◆ **TO BE DONE**
Repeat every line of the listing below exactly, minus the pictures.

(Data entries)
****

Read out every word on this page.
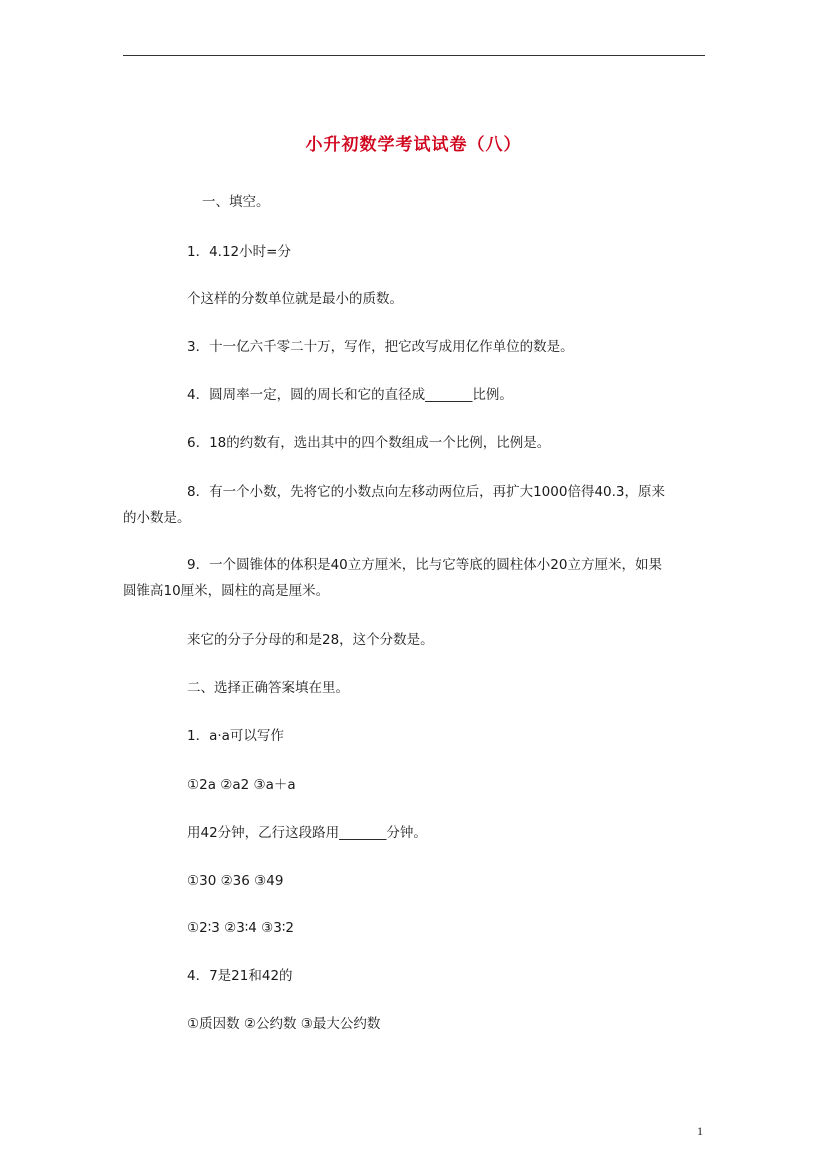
小升初数学考试试卷（八）
一、填空。
1．4.12小时=分
个这样的分数单位就是最小的质数。
3．十一亿六千零二十万，写作，把它改写成用亿作单位的数是。
4．圆周率一定，圆的周长和它的直径成_______比例。
6．18的约数有，选出其中的四个数组成一个比例，比例是。
8．有一个小数，先将它的小数点向左移动两位后，再扩大1000倍得40.3，原来
的小数是。
9．一个圆锥体的体积是40立方厘米，比与它等底的圆柱体小20立方厘米，如果
圆锥高10厘米，圆柱的高是厘米。
来它的分子分母的和是28，这个分数是。
二、选择正确答案填在里。
1．a·a可以写作
①2a ②a2 ③a＋a
用42分钟，乙行这段路用_______分钟。
①30 ②36 ③49
①2∶3 ②3∶4 ③3∶2
4．7是21和42的
①质因数 ②公约数 ③最大公约数
1
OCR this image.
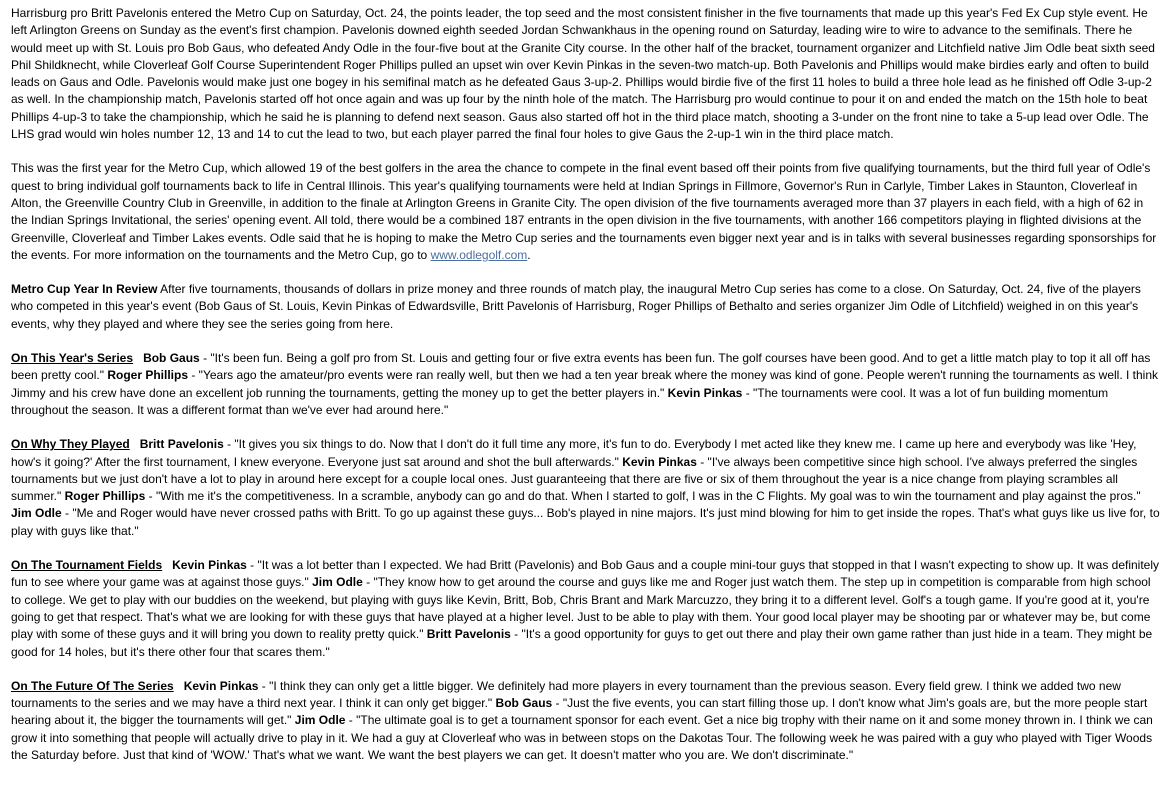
Harrisburg pro Britt Pavelonis entered the Metro Cup on Saturday, Oct. 24, the points leader, the top seed and the most consistent finisher in the five tournaments that made up this year's Fed Ex Cup style event. He left Arlington Greens on Sunday as the event's first champion. Pavelonis downed eighth seeded Jordan Schwankhaus in the opening round on Saturday, leading wire to wire to advance to the semifinals. There he would meet up with St. Louis pro Bob Gaus, who defeated Andy Odle in the four-five bout at the Granite City course. In the other half of the bracket, tournament organizer and Litchfield native Jim Odle beat sixth seed Phil Shildknecht, while Cloverleaf Golf Course Superintendent Roger Phillips pulled an upset win over Kevin Pinkas in the seven-two match-up. Both Pavelonis and Phillips would make birdies early and often to build leads on Gaus and Odle. Pavelonis would make just one bogey in his semifinal match as he defeated Gaus 3-up-2. Phillips would birdie five of the first 11 holes to build a three hole lead as he finished off Odle 3-up-2 as well. In the championship match, Pavelonis started off hot once again and was up four by the ninth hole of the match. The Harrisburg pro would continue to pour it on and ended the match on the 15th hole to beat Phillips 4-up-3 to take the championship, which he said he is planning to defend next season. Gaus also started off hot in the third place match, shooting a 3-under on the front nine to take a 5-up lead over Odle. The LHS grad would win holes number 12, 13 and 14 to cut the lead to two, but each player parred the final four holes to give Gaus the 2-up-1 win in the third place match.

This was the first year for the Metro Cup, which allowed 19 of the best golfers in the area the chance to compete in the final event based off their points from five qualifying tournaments, but the third full year of Odle's quest to bring individual golf tournaments back to life in Central Illinois. This year's qualifying tournaments were held at Indian Springs in Fillmore, Governor's Run in Carlyle, Timber Lakes in Staunton, Cloverleaf in Alton, the Greenville Country Club in Greenville, in addition to the finale at Arlington Greens in Granite City. The open division of the five tournaments averaged more than 37 players in each field, with a high of 62 in the Indian Springs Invitational, the series' opening event. All told, there would be a combined 187 entrants in the open division in the five tournaments, with another 166 competitors playing in flighted divisions at the Greenville, Cloverleaf and Timber Lakes events. Odle said that he is hoping to make the Metro Cup series and the tournaments even bigger next year and is in talks with several businesses regarding sponsorships for the events. For more information on the tournaments and the Metro Cup, go to www.odlegolf.com.

Metro Cup Year In Review After five tournaments, thousands of dollars in prize money and three rounds of match play, the inaugural Metro Cup series has come to a close. On Saturday, Oct. 24, five of the players who competed in this year's event (Bob Gaus of St. Louis, Kevin Pinkas of Edwardsville, Britt Pavelonis of Harrisburg, Roger Phillips of Bethalto and series organizer Jim Odle of Litchfield) weighed in on this year's events, why they played and where they see the series going from here.

On This Year's Series Bob Gaus - "It's been fun. Being a golf pro from St. Louis and getting four or five extra events has been fun. The golf courses have been good. And to get a little match play to top it all off has been pretty cool." Roger Phillips - "Years ago the amateur/pro events were ran really well, but then we had a ten year break where the money was kind of gone. People weren't running the tournaments as well. I think Jimmy and his crew have done an excellent job running the tournaments, getting the money up to get the better players in." Kevin Pinkas - "The tournaments were cool. It was a lot of fun building momentum throughout the season. It was a different format than we've ever had around here."

On Why They Played Britt Pavelonis - "It gives you six things to do. Now that I don't do it full time any more, it's fun to do. Everybody I met acted like they knew me. I came up here and everybody was like 'Hey, how's it going?' After the first tournament, I knew everyone. Everyone just sat around and shot the bull afterwards." Kevin Pinkas - "I've always been competitive since high school. I've always preferred the singles tournaments but we just don't have a lot to play in around here except for a couple local ones. Just guaranteeing that there are five or six of them throughout the year is a nice change from playing scrambles all summer." Roger Phillips - "With me it's the competitiveness. In a scramble, anybody can go and do that. When I started to golf, I was in the C Flights. My goal was to win the tournament and play against the pros." Jim Odle - "Me and Roger would have never crossed paths with Britt. To go up against these guys... Bob's played in nine majors. It's just mind blowing for him to get inside the ropes. That's what guys like us live for, to play with guys like that."

On The Tournament Fields Kevin Pinkas - "It was a lot better than I expected. We had Britt (Pavelonis) and Bob Gaus and a couple mini-tour guys that stopped in that I wasn't expecting to show up. It was definitely fun to see where your game was at against those guys." Jim Odle - "They know how to get around the course and guys like me and Roger just watch them. The step up in competition is comparable from high school to college. We get to play with our buddies on the weekend, but playing with guys like Kevin, Britt, Bob, Chris Brant and Mark Marcuzzo, they bring it to a different level. Golf's a tough game. If you're good at it, you're going to get that respect. That's what we are looking for with these guys that have played at a higher level. Just to be able to play with them. Your good local player may be shooting par or whatever may be, but come play with some of these guys and it will bring you down to reality pretty quick." Britt Pavelonis - "It's a good opportunity for guys to get out there and play their own game rather than just hide in a team. They might be good for 14 holes, but it's there other four that scares them."

On The Future Of The Series Kevin Pinkas - "I think they can only get a little bigger. We definitely had more players in every tournament than the previous season. Every field grew. I think we added two new tournaments to the series and we may have a third next year. I think it can only get bigger." Bob Gaus - "Just the five events, you can start filling those up. I don't know what Jim's goals are, but the more people start hearing about it, the bigger the tournaments will get." Jim Odle - "The ultimate goal is to get a tournament sponsor for each event. Get a nice big trophy with their name on it and some money thrown in. I think we can grow it into something that people will actually drive to play in it. We had a guy at Cloverleaf who was in between stops on the Dakotas Tour. The following week he was paired with a guy who played with Tiger Woods the Saturday before. Just that kind of 'WOW.' That's what we want. We want the best players we can get. It doesn't matter who you are. We don't discriminate."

****

◆ **ANSWER TO THE TASK**
Read out every word on this page.
小升初数学考试试卷（八）
一、填空。
1．4.12小时=分
个这样的分数单位就是最小的质数。
3．十一亿六千零二十万，写作，把它改写成用亿作单位的数是。
4．圆周率一定，圆的周长和它的直径成_______比例。
6．18的约数有，选出其中的四个数组成一个比例，比例是。
8．有一个小数，先将它的小数点向左移动两位后，再扩大1000倍得40.3，原来
的小数是。
9．一个圆锥体的体积是40立方厘米，比与它等底的圆柱体小20立方厘米，如果
圆锥高10厘米，圆柱的高是厘米。
来它的分子分母的和是28，这个分数是。
二、选择正确答案填在里。
1．a·a可以写作
①2a ②a2 ③a＋a
用42分钟，乙行这段路用_______分钟。
①30 ②36 ③49
①2∶3 ②3∶4 ③3∶2
4．7是21和42的
①质因数 ②公约数 ③最大公约数
1
OCR this image.
Harrisburg pro Britt Pavelonis entered the Metro Cup on Saturday, Oct. 24, the points leader, the top seed and the most consistent finisher in the five tournaments that made up this year's Fed Ex Cup style event. He left Arlington Greens on Sunday as the event's first champion. Pavelonis downed eighth seeded Jordan Schwankhaus in the opening round on Saturday, leading wire to wire to advance to the semifinals. There he would meet up with St. Louis pro Bob Gaus, who defeated Andy Odle in the four-five bout at the Granite City course. In the other half of the bracket, tournament organizer and Litchfield native Jim Odle beat sixth seed Phil Shildknecht, while Cloverleaf Golf Course Superintendent Roger Phillips pulled an upset win over Kevin Pinkas in the seven-two match-up. Both Pavelonis and Phillips would make birdies early and often to build leads on Gaus and Odle. Pavelonis would make just one bogey in his semifinal match as he defeated Gaus 3-up-2. Phillips would birdie five of the first 11 holes to build a three hole lead as he finished off Odle 3-up-2 as well. In the championship match, Pavelonis started off hot once again and was up four by the ninth hole of the match. The Harrisburg pro would continue to pour it on and ended the match on the 15th hole to beat Phillips 4-up-3 to take the championship, which he said he is planning to defend next season. Gaus also started off hot in the third place match, shooting a 3-under on the front nine to take a 5-up lead over Odle. The LHS grad would win holes number 12, 13 and 14 to cut the lead to two, but each player parred the final four holes to give Gaus the 2-up-1 win in the third place match.

This was the first year for the Metro Cup, which allowed 19 of the best golfers in the area the chance to compete in the final event based off their points from five qualifying tournaments, but the third full year of Odle's quest to bring individual golf tournaments back to life in Central Illinois. This year's qualifying tournaments were held at Indian Springs in Fillmore, Governor's Run in Carlyle, Timber Lakes in Staunton, Cloverleaf in Alton, the Greenville Country Club in Greenville, in addition to the finale at Arlington Greens in Granite City. The open division of the five tournaments averaged more than 37 players in each field, with a high of 62 in the Indian Springs Invitational, the series' opening event. All told, there would be a combined 187 entrants in the open division in the five tournaments, with another 166 competitors playing in flighted divisions at the Greenville, Cloverleaf and Timber Lakes events. Odle said that he is hoping to make the Metro Cup series and the tournaments even bigger next year and is in talks with several businesses regarding sponsorships for the events. For more information on the tournaments and the Metro Cup, go to www.odlegolf.com.

Metro Cup Year In Review After five tournaments, thousands of dollars in prize money and three rounds of match play, the inaugural Metro Cup series has come to a close. On Saturday, Oct. 24, five of the players who competed in this year's event (Bob Gaus of St. Louis, Kevin Pinkas of Edwardsville, Britt Pavelonis of Harrisburg, Roger Phillips of Bethalto and series organizer Jim Odle of Litchfield) weighed in on this year's events, why they played and where they see the series going from here.

On This Year's Series Bob Gaus - "It's been fun. Being a golf pro from St. Louis and getting four or five extra events has been fun. The golf courses have been good. And to get a little match play to top it all off has been pretty cool." Roger Phillips - "Years ago the amateur/pro events were ran really well, but then we had a ten year break where the money was kind of gone. People weren't running the tournaments as well. I think Jimmy and his crew have done an excellent job running the tournaments, getting the money up to get the better players in." Kevin Pinkas - "The tournaments were cool. It was a lot of fun building momentum throughout the season. It was a different format than we've ever had around here."

On Why They Played Britt Pavelonis - "It gives you six things to do. Now that I don't do it full time any more, it's fun to do. Everybody I met acted like they knew me. I came up here and everybody was like 'Hey, how's it going?' After the first tournament, I knew everyone. Everyone just sat around and shot the bull afterwards." Kevin Pinkas - "I've always been competitive since high school. I've always preferred the singles tournaments but we just don't have a lot to play in around here except for a couple local ones. Just guaranteeing that there are five or six of them throughout the year is a nice change from playing scrambles all summer." Roger Phillips - "With me it's the competitiveness. In a scramble, anybody can go and do that. When I started to golf, I was in the C Flights. My goal was to win the tournament and play against the pros." Jim Odle - "Me and Roger would have never crossed paths with Britt. To go up against these guys... Bob's played in nine majors. It's just mind blowing for him to get inside the ropes. That's what guys like us live for, to play with guys like that."

On The Tournament Fields Kevin Pinkas - "It was a lot better than I expected. We had Britt (Pavelonis) and Bob Gaus and a couple mini-tour guys that stopped in that I wasn't expecting to show up. It was definitely fun to see where your game was at against those guys." Jim Odle - "They know how to get around the course and guys like me and Roger just watch them. The step up in competition is comparable from high school to college. We get to play with our buddies on the weekend, but playing with guys like Kevin, Britt, Bob, Chris Brant and Mark Marcuzzo, they bring it to a different level. Golf's a tough game. If you're good at it, you're going to get that respect. That's what we are looking for with these guys that have played at a higher level. Just to be able to play with them. Your good local player may be shooting par or whatever may be, but come play with some of these guys and it will bring you down to reality pretty quick." Britt Pavelonis - "It's a good opportunity for guys to get out there and play their own game rather than just hide in a team. They might be good for 14 holes, but it's there other four that scares them."

On The Future Of The Series Kevin Pinkas - "I think they can only get a little bigger. We definitely had more players in every tournament than the previous season. Every field grew. I think we added two new tournaments to the series and we may have a third next year. I think it can only get bigger." Bob Gaus - "Just the five events, you can start filling those up. I don't know what Jim's goals are, but the more people start hearing about it, the bigger the tournaments will get." Jim Odle - "The ultimate goal is to get a tournament sponsor for each event. Get a nice big trophy with their name on it and some money thrown in. I think we can grow it into something that people will actually drive to play in it. We had a guy at Cloverleaf who was in between stops on the Dakotas Tour. The following week he was paired with a guy who played with Tiger Woods the Saturday before. Just that kind of 'WOW.' That's what we want. We want the best players we can get. It doesn't matter who you are. We don't discriminate."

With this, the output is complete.